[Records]
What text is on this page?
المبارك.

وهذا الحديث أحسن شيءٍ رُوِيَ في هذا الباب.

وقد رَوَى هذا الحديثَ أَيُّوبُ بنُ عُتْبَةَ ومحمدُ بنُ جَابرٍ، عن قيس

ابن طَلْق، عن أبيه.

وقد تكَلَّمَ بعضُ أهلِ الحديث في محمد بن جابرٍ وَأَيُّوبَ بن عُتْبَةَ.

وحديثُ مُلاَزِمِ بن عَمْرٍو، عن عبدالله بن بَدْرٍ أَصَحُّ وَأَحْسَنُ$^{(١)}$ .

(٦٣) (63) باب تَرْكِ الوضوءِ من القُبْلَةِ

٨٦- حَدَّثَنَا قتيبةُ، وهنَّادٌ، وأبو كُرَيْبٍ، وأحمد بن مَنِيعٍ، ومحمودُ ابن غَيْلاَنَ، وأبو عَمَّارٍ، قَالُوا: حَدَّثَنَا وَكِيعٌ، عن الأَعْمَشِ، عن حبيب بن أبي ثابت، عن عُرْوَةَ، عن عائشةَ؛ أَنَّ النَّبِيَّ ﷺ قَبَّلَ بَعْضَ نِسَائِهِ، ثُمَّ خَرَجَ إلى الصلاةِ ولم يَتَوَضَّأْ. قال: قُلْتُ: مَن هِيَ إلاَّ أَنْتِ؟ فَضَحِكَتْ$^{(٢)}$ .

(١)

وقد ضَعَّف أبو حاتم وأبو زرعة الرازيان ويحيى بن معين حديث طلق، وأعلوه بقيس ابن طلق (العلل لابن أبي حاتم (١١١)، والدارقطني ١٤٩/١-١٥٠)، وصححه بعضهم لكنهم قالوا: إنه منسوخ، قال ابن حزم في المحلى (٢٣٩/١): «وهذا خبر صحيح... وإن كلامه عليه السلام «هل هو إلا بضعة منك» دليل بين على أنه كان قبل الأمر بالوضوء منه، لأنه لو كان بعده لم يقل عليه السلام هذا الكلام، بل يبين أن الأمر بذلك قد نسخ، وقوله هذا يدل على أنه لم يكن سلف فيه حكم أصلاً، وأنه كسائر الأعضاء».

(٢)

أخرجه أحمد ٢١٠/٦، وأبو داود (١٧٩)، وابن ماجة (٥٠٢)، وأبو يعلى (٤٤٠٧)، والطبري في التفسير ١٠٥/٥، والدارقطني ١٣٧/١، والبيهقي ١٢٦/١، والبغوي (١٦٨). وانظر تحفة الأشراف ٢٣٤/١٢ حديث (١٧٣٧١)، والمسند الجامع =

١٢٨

Your task — Report how many lines in the listing include the word "الحديث". Give nothing but the count.

The reply — 3